-------- Dataset extract
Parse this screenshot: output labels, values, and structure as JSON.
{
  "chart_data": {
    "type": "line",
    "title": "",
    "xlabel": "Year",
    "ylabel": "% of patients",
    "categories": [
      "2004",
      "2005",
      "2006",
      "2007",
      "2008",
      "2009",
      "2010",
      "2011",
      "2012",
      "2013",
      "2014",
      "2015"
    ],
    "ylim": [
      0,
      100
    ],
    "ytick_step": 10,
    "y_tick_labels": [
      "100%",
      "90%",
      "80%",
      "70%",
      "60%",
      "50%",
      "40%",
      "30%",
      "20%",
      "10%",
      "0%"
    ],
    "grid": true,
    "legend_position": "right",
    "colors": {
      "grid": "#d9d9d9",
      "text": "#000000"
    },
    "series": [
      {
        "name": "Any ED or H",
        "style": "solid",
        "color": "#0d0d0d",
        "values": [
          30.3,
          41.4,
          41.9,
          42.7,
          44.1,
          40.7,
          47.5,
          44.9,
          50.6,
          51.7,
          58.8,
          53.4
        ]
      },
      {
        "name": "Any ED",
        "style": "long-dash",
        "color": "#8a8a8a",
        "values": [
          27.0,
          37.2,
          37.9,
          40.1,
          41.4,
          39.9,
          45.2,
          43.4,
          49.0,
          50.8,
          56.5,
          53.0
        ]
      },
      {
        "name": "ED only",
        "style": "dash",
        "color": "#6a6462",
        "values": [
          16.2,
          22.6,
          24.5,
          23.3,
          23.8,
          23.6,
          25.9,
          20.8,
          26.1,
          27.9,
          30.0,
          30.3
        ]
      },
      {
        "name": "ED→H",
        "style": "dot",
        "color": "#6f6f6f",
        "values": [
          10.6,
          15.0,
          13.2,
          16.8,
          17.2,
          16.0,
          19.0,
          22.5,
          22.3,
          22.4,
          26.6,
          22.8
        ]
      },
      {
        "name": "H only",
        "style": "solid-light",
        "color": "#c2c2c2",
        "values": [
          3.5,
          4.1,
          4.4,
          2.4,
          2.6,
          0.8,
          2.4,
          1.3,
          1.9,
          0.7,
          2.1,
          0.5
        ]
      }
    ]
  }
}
----------------
**What you need to do**
Every line above needs to be repeated exactly as shown.

**Expected answer**
Parse this screenshot: output labels, values, and structure as JSON.
{
  "chart_data": {
    "type": "line",
    "title": "",
    "xlabel": "Year",
    "ylabel": "% of patients",
    "categories": [
      "2004",
      "2005",
      "2006",
      "2007",
      "2008",
      "2009",
      "2010",
      "2011",
      "2012",
      "2013",
      "2014",
      "2015"
    ],
    "ylim": [
      0,
      100
    ],
    "ytick_step": 10,
    "y_tick_labels": [
      "100%",
      "90%",
      "80%",
      "70%",
      "60%",
      "50%",
      "40%",
      "30%",
      "20%",
      "10%",
      "0%"
    ],
    "grid": true,
    "legend_position": "right",
    "colors": {
      "grid": "#d9d9d9",
      "text": "#000000"
    },
    "series": [
      {
        "name": "Any ED or H",
        "style": "solid",
        "color": "#0d0d0d",
        "values": [
          30.3,
          41.4,
          41.9,
          42.7,
          44.1,
          40.7,
          47.5,
          44.9,
          50.6,
          51.7,
          58.8,
          53.4
        ]
      },
      {
        "name": "Any ED",
        "style": "long-dash",
        "color": "#8a8a8a",
        "values": [
          27.0,
          37.2,
          37.9,
          40.1,
          41.4,
          39.9,
          45.2,
          43.4,
          49.0,
          50.8,
          56.5,
          53.0
        ]
      },
      {
        "name": "ED only",
        "style": "dash",
        "color": "#6a6462",
        "values": [
          16.2,
          22.6,
          24.5,
          23.3,
          23.8,
          23.6,
          25.9,
          20.8,
          26.1,
          27.9,
          30.0,
          30.3
        ]
      },
      {
        "name": "ED→H",
        "style": "dot",
        "color": "#6f6f6f",
        "values": [
          10.6,
          15.0,
          13.2,
          16.8,
          17.2,
          16.0,
          19.0,
          22.5,
          22.3,
          22.4,
          26.6,
          22.8
        ]
      },
      {
        "name": "H only",
        "style": "solid-light",
        "color": "#c2c2c2",
        "values": [
          3.5,
          4.1,
          4.4,
          2.4,
          2.6,
          0.8,
          2.4,
          1.3,
          1.9,
          0.7,
          2.1,
          0.5
        ]
      }
    ]
  }
}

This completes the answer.